▶ **Il tuo obiettivo**
Puoi riportare parola per parola il passo del testo sul lockdown che inizia con "E così si fugge" e finisce con "cuore degli altri."?

▶ **Testo fornito**
Il lockdown, dicevamo. Roba ormai di tre anni fa. Ma ne siamo proprio sicuri? Io comunque ho sempre preferito dire ”clausura”. Mi è sempre sembrato un concetto più dignitoso, come se il ritirarsi dentro quattro mura potesse essere inteso come una libera scelta, dettata da bisogni  spirituali, più che dalle circolari del Presidente del Consiglio: faccio a meno del mondo … non tanto perché temo il virus e voglio evitare il contagio, ma perché il mondo mi ha stancato, perché preferisco cercare Dio.

Non è stato detto apertamente, ma a qualcuno quella clausura è piaciuta. A qualcun altro non ha cambiato  una virgola del suo stile di vita. Non è mai stato detto apertamente, ma la tentazione dell’eremo è molto più diffusa di quanto si creda. E forse perfino giustificata. Gli spiriti solitari, se si riunissero, fonderebbero un partito. Non si illuda, ciascuno di loro, di essere solo, oltre che solitario. Non c’è più nulla di originale e di raro nel separarsi dagli altri. Un’immagine del mondo di domani? Un pianeta di città-monadi, ciascuna abitata da un uomo solo, fortificata ciascuna dentro mura invisibili e contigue. Un’altra possibile lettura delle megalopoli, che solo in apparenza formicolano di vita.

Il lockdown, roba di tre anni fa? Non mi pare. E non perché il Covid stia tornando. Credo ci siano almeno due ragioni condivise all’origine di questa fuga dal mondo: la pigrizia del confronto e la paura dell’altro. Facciamo una fatica terribile a incontrare qualcuno oltre la superficie, e in ciascuno di noi aleggia comunque la domanda: chi me lo fa fare? Così ci si attesta sul minimo indispensabile. Ciao come va e i commenti sul tempo, i progetti delle vacanze. Scavare nell’anima altrui presupporrebbe impegno, fatica, tempo, serietà, attenzione. Chi me lo fa fare?

Come se non bastasse, questa improba fatica è portatrice del sospetto che il virus più pericoloso non sia il Covid, che abbiamo quasi imparato a tenere a bada con qualche pseudo vaccino o due o tre dosi di cortisone, ma che sia proprio lui: il nostro prossimo. Potrebbe contagiarci con i suoi pensieri, perfino sporcarci dei suoi sentimenti.

E così si fugge dentro. Lockdown. Ma dentro dove? Spesso in un nascondiglio perfettamente auto costruito, tendenzialmente oscuro anche se all’apparenza luminoso: un buco di mondo che molti truccano da eterna vacanza, ma il cui nome è sempre lo stesso: chiusura, rifiuto, paura, isolamento, solitudine, prigione. Come racconta la bellissima canzone di Niccolò Fabi “L’uomo che rimane al buio”.

In un testo teatrale di Thomas Bernhard il protagonista domanda: “Hai un’idea di dove potremmo andare se non fossimo già stati dappertutto?” E prosegue: “Se restiamo dove stiamo diventiamo pazzi lo stesso”.  Il punto è che l’unico posto dove potremmo andare, non essendoci mai spostati da noi stessi, è proprio il cuore degli altri.

Delle due l’una: non accorgerci della nostra pazzia e protrarre il lockdown all’infinito, oppure varcare la soglia per andare a stanare la pazzia di qualcun altro. E ammalarci gli uni degli altri, finalmente. Magari fosse.

▶ **Materiale fornito**

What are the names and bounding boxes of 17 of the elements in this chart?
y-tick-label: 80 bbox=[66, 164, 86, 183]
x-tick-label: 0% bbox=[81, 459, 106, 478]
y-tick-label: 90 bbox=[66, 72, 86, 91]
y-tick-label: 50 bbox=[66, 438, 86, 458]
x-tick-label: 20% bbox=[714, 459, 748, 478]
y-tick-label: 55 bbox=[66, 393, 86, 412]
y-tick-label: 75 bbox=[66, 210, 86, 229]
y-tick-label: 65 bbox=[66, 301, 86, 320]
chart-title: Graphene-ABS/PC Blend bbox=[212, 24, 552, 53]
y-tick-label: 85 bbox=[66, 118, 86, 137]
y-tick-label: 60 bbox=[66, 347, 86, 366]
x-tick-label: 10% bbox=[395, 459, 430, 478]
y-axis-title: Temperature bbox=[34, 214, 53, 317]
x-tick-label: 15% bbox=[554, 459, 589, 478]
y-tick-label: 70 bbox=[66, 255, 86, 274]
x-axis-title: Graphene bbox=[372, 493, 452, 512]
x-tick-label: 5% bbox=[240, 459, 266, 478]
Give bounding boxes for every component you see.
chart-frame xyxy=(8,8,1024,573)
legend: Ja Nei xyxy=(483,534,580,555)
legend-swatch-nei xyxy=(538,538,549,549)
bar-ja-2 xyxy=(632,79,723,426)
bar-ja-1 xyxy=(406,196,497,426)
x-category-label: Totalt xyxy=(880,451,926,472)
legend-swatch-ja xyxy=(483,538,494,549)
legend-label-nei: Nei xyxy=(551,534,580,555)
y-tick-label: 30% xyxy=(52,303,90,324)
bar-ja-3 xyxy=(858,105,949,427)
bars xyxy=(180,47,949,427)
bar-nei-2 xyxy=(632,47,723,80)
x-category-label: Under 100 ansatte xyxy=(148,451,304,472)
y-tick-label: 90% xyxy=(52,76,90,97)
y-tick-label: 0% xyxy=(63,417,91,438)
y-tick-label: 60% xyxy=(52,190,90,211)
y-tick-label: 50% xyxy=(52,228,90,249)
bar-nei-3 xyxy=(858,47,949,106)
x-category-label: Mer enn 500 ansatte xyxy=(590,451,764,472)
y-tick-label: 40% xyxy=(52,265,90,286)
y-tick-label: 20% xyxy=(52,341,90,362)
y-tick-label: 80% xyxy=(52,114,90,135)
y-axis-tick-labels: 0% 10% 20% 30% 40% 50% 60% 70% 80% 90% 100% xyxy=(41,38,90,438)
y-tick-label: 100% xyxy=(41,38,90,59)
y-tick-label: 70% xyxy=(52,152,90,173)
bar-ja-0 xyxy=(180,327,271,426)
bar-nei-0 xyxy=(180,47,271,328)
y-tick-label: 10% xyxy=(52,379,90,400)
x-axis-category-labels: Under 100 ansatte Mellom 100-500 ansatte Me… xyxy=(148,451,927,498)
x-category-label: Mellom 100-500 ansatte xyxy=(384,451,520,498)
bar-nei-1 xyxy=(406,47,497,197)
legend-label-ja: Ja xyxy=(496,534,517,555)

▶ **Soluzione qui sotto**
E così si fugge dentro. Lockdown. Ma dentro dove? Spesso in un nascondiglio perfettamente auto costruito, tendenzialmente oscuro anche se all’apparenza luminoso: un buco di mondo che molti truccano da eterna vacanza, ma il cui nome è sempre lo stesso: chiusura, rifiuto, paura, isolamento, solitudine, prigione. Come racconta la bellissima canzone di Niccolò Fabi “L’uomo che rimane al buio”.

In un testo teatrale di Thomas Bernhard il protagonista domanda: “Hai un’idea di dove potremmo andare se non fossimo già stati dappertutto?” E prosegue: “Se restiamo dove stiamo diventiamo pazzi lo stesso”.  Il punto è che l’unico posto dove potremmo andare, non essendoci mai spostati da noi stessi, è proprio il cuore degli altri.